■ Directions: Gather up every line from the entries below that uses the word "地势起伏大".

— start Provided entries —

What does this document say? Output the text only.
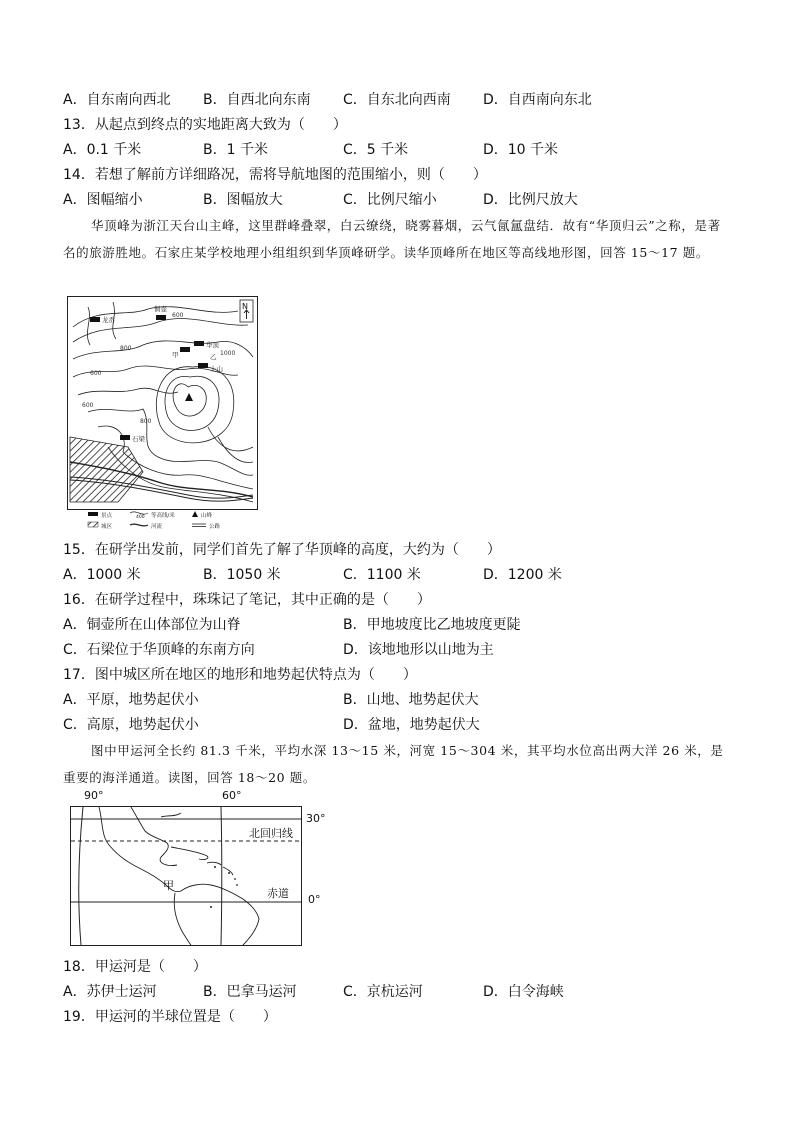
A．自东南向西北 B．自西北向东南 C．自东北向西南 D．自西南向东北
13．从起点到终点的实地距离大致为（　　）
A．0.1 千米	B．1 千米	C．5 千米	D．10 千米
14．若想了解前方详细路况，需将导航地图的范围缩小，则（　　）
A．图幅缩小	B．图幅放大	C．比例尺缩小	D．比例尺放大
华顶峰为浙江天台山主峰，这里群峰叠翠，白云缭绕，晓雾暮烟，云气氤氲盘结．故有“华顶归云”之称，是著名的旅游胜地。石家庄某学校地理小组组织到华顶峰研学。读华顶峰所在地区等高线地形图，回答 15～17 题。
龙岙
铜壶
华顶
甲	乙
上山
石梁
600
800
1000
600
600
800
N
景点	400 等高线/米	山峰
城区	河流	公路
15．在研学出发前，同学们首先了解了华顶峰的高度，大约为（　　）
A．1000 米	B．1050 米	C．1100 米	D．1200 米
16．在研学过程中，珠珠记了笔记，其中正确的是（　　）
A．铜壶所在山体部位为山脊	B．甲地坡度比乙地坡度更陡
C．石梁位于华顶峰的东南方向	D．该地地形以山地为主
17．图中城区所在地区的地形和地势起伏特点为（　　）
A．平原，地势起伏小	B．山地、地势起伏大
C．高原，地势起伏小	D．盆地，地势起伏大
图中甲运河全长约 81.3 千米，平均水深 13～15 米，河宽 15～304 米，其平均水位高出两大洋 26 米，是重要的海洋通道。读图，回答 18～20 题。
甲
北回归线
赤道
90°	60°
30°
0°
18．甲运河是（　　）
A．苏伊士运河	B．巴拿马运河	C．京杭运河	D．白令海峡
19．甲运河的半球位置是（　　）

— end Provided entries —
— start Provided entries —

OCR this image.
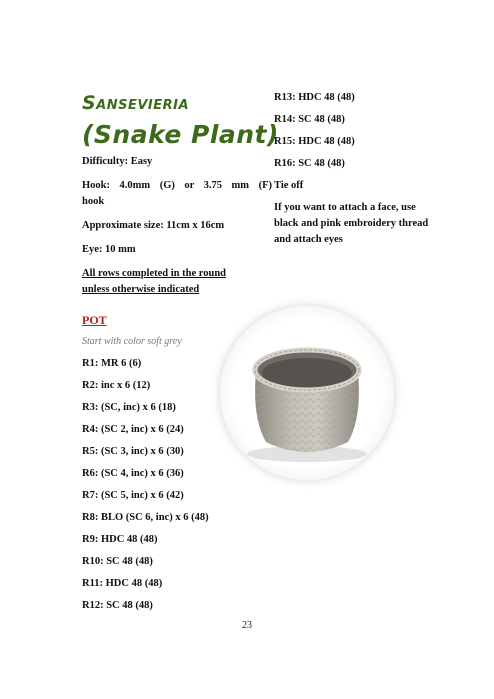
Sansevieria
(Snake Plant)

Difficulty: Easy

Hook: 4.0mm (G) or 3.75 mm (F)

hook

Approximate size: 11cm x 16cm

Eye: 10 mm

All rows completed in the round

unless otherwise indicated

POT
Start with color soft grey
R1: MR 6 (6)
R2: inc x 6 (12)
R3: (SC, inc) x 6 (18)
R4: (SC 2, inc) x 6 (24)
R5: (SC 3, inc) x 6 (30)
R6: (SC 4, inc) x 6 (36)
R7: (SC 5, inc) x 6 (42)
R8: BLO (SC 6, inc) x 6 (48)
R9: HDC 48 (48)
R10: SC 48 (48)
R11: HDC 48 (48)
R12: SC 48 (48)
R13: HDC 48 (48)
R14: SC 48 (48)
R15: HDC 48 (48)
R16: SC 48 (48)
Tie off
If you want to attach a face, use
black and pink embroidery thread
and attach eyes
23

— end Provided entries —

■ Final result:
A．平原，地势起伏小	B．山地、地势起伏大
C．高原，地势起伏小	D．盆地，地势起伏大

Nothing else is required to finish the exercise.